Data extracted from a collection
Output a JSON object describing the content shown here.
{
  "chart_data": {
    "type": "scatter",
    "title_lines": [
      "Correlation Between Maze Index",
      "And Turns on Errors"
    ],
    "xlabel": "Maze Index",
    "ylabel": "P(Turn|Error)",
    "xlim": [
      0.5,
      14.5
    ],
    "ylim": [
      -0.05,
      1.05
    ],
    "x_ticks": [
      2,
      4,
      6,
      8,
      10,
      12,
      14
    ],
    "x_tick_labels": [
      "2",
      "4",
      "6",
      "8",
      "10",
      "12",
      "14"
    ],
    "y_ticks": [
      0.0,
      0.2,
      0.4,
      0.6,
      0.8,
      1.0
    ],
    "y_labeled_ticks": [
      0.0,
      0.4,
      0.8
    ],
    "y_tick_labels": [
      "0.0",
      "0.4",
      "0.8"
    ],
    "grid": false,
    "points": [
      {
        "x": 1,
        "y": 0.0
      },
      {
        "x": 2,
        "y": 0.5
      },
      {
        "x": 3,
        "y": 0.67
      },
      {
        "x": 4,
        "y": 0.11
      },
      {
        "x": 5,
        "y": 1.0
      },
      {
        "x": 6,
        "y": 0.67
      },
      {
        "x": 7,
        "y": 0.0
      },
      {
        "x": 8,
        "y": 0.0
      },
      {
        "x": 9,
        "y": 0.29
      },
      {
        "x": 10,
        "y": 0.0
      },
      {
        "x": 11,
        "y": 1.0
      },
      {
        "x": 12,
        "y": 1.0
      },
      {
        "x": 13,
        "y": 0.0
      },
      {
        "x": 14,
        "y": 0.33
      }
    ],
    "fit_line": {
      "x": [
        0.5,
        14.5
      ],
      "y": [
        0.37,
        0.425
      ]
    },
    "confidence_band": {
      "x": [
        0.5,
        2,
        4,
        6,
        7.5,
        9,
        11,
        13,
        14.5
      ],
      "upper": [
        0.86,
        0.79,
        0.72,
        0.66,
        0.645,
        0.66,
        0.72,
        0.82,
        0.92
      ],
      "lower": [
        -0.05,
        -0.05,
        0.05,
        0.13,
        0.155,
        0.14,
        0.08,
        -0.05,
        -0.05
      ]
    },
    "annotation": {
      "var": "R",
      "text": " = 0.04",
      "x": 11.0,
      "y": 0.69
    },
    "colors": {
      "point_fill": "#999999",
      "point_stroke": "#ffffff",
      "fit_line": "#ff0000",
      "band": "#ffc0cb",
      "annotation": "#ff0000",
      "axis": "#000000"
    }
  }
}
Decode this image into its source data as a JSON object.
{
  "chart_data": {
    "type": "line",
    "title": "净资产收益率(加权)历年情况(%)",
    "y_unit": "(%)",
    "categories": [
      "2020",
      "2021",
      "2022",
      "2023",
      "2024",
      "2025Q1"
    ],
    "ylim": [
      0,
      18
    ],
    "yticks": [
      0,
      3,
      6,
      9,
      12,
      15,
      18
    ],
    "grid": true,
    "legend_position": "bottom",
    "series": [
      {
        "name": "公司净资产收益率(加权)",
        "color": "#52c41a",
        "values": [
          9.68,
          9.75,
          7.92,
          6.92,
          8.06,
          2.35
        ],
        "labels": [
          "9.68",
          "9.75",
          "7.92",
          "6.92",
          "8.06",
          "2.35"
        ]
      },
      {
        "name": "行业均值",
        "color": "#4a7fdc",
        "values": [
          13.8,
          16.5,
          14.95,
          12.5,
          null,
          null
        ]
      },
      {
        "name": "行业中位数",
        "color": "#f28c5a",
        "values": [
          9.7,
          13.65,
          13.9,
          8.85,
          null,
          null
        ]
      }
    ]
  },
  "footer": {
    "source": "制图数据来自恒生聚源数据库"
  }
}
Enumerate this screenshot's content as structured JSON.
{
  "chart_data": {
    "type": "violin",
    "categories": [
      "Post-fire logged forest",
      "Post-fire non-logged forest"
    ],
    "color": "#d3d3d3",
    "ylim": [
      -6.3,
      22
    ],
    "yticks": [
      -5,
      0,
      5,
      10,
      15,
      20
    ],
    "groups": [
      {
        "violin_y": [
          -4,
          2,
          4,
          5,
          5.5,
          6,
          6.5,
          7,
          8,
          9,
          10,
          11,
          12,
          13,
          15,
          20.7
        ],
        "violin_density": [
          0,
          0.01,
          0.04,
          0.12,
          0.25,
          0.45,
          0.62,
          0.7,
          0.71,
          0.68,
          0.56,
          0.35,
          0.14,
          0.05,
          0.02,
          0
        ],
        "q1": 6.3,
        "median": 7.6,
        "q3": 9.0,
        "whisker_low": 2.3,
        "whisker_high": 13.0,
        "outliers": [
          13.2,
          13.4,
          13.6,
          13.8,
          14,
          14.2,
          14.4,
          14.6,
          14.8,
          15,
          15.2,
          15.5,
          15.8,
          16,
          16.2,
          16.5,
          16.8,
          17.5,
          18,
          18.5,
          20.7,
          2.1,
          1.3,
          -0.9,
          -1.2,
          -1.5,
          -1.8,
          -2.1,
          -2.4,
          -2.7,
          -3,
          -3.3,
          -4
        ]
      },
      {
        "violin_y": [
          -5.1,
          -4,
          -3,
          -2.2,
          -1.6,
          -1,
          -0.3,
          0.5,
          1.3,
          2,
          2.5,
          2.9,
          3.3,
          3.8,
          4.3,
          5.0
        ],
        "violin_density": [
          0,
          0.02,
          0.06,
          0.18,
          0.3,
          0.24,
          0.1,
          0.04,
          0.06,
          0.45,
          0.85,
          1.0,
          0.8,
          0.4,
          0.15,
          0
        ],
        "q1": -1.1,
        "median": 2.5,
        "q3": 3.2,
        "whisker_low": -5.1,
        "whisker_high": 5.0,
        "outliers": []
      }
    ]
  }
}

Exercise requirements
Identify the lines that contain the string "this", and copy every one of them.

Written response
Decode this image into its source data as a JSON object.
Enumerate this screenshot's content as structured JSON.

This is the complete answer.